Work instructions – Find the lines that hold the word "name" and return them.

Extracted data –

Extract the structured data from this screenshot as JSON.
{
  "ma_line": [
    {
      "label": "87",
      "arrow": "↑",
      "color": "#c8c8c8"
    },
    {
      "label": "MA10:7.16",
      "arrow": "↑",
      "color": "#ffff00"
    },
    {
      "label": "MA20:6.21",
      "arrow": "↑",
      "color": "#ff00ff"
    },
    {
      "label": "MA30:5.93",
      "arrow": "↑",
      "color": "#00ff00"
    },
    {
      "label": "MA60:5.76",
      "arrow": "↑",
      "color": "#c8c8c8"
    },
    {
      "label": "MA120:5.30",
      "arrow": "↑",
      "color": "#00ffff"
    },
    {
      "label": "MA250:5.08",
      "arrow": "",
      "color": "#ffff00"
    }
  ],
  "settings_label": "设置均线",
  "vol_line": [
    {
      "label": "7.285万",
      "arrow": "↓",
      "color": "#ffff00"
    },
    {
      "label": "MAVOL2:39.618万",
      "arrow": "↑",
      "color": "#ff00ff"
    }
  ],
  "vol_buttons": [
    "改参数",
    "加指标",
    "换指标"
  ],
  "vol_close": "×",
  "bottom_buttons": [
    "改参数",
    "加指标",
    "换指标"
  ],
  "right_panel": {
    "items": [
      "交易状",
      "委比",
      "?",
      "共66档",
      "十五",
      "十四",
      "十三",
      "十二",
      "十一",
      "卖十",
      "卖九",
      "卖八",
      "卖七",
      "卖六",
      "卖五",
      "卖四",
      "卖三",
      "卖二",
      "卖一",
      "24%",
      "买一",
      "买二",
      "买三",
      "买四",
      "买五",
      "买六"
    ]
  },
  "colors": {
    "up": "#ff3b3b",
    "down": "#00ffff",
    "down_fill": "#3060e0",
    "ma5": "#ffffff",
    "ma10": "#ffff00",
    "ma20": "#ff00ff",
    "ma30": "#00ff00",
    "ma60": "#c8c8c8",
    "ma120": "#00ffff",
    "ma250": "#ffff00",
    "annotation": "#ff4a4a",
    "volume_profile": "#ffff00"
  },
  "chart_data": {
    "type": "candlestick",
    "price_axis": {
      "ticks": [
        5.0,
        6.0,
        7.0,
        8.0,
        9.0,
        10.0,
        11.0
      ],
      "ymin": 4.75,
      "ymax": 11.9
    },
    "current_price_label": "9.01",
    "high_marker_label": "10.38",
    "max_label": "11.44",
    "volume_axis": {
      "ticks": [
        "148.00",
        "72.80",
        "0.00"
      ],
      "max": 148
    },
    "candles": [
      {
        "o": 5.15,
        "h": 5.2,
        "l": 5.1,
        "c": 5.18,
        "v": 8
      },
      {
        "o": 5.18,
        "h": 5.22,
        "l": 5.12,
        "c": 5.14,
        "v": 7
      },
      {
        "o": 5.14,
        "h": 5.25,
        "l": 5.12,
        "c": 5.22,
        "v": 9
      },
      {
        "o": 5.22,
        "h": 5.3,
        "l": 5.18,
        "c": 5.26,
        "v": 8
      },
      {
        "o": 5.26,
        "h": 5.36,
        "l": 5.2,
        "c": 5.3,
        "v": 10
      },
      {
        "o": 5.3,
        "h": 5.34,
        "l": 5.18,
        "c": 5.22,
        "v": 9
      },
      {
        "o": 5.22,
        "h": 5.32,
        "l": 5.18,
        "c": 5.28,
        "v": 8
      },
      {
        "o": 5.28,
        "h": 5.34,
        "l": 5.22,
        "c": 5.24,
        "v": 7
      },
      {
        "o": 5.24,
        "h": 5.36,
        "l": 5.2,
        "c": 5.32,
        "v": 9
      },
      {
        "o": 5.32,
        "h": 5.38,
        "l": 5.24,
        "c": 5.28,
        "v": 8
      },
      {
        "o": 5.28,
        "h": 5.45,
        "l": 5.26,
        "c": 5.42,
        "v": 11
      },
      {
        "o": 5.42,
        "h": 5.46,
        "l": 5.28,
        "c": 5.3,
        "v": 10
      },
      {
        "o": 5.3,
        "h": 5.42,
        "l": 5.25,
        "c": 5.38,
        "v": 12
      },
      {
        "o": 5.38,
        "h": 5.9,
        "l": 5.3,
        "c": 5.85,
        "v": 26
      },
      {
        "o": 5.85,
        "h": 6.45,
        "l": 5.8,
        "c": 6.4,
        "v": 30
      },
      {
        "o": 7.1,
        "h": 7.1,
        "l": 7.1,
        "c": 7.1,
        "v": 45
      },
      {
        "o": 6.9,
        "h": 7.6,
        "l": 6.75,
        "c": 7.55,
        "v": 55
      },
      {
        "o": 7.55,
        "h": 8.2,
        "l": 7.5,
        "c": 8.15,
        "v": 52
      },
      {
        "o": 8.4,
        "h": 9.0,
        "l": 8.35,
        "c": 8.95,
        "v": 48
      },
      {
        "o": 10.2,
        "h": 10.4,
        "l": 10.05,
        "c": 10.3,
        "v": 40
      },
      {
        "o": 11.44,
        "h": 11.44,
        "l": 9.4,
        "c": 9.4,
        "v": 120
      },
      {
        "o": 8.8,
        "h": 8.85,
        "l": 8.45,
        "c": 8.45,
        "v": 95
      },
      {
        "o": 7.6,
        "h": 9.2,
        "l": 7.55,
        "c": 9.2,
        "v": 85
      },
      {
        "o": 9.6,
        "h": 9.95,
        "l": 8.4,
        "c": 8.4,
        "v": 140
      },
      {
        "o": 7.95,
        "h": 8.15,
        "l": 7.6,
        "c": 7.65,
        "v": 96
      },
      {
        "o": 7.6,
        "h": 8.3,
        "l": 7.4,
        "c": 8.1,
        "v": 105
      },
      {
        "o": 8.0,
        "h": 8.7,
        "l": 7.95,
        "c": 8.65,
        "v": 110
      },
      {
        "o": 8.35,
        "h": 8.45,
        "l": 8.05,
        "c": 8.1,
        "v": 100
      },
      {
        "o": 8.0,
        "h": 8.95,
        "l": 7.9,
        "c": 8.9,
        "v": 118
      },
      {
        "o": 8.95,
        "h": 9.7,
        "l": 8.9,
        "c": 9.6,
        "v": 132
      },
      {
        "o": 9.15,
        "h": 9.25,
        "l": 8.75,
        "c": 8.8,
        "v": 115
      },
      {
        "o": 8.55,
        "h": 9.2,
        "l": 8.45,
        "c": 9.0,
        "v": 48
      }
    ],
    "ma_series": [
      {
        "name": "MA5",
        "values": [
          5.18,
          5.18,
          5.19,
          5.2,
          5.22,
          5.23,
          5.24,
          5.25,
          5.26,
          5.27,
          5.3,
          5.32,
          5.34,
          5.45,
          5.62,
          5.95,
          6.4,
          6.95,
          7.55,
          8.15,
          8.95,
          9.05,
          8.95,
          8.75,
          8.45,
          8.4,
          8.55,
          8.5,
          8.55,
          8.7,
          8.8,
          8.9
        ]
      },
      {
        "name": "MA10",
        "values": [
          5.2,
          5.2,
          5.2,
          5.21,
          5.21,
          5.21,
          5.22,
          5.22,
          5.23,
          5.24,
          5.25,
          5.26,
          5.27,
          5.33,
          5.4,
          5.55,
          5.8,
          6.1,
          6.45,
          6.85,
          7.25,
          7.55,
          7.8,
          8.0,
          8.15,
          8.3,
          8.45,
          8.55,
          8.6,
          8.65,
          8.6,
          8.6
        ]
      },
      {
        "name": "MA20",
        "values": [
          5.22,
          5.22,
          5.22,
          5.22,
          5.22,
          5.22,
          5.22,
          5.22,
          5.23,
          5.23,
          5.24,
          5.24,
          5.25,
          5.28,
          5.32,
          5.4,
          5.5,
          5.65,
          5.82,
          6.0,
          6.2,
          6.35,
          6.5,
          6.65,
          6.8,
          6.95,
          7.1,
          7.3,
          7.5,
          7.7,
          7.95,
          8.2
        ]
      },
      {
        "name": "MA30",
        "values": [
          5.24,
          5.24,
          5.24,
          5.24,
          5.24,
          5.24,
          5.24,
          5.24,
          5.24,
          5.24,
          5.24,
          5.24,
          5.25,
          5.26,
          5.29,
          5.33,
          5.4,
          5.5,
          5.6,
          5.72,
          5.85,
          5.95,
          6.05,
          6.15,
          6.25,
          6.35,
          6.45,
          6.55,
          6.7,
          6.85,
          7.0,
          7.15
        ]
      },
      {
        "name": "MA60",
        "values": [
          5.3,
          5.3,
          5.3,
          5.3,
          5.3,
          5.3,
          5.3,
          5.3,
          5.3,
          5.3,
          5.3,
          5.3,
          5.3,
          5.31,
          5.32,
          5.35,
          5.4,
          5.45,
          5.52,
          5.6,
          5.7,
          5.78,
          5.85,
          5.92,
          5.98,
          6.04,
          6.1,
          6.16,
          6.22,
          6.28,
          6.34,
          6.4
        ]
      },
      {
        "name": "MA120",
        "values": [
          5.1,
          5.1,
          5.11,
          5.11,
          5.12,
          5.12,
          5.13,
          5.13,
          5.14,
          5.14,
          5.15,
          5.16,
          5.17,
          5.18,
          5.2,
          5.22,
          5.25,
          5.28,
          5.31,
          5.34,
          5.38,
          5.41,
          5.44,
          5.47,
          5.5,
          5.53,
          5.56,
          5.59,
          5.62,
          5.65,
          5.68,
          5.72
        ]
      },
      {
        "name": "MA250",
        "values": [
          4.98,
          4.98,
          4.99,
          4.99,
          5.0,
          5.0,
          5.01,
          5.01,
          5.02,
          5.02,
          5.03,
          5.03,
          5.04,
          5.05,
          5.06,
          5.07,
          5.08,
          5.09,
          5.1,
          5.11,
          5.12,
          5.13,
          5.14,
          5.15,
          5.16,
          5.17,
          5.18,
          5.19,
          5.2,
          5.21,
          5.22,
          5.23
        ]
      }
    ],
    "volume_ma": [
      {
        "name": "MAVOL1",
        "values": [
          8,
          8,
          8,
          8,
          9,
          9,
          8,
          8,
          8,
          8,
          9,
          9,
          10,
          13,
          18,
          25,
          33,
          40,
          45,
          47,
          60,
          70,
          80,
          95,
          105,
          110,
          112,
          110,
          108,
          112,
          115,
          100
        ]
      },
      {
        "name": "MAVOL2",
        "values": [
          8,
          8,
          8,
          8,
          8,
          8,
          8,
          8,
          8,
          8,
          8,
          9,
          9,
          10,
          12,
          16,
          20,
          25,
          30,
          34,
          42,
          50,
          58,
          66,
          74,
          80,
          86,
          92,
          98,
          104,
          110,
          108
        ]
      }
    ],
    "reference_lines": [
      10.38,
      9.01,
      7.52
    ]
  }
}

Result for this exercise –
        "name": "MA5",
        "name": "MA10",
        "name": "MA20",
        "name": "MA30",
        "name": "MA60",
        "name": "MA120",
        "name": "MA250",
        "name": "MAVOL1",
        "name": "MAVOL2",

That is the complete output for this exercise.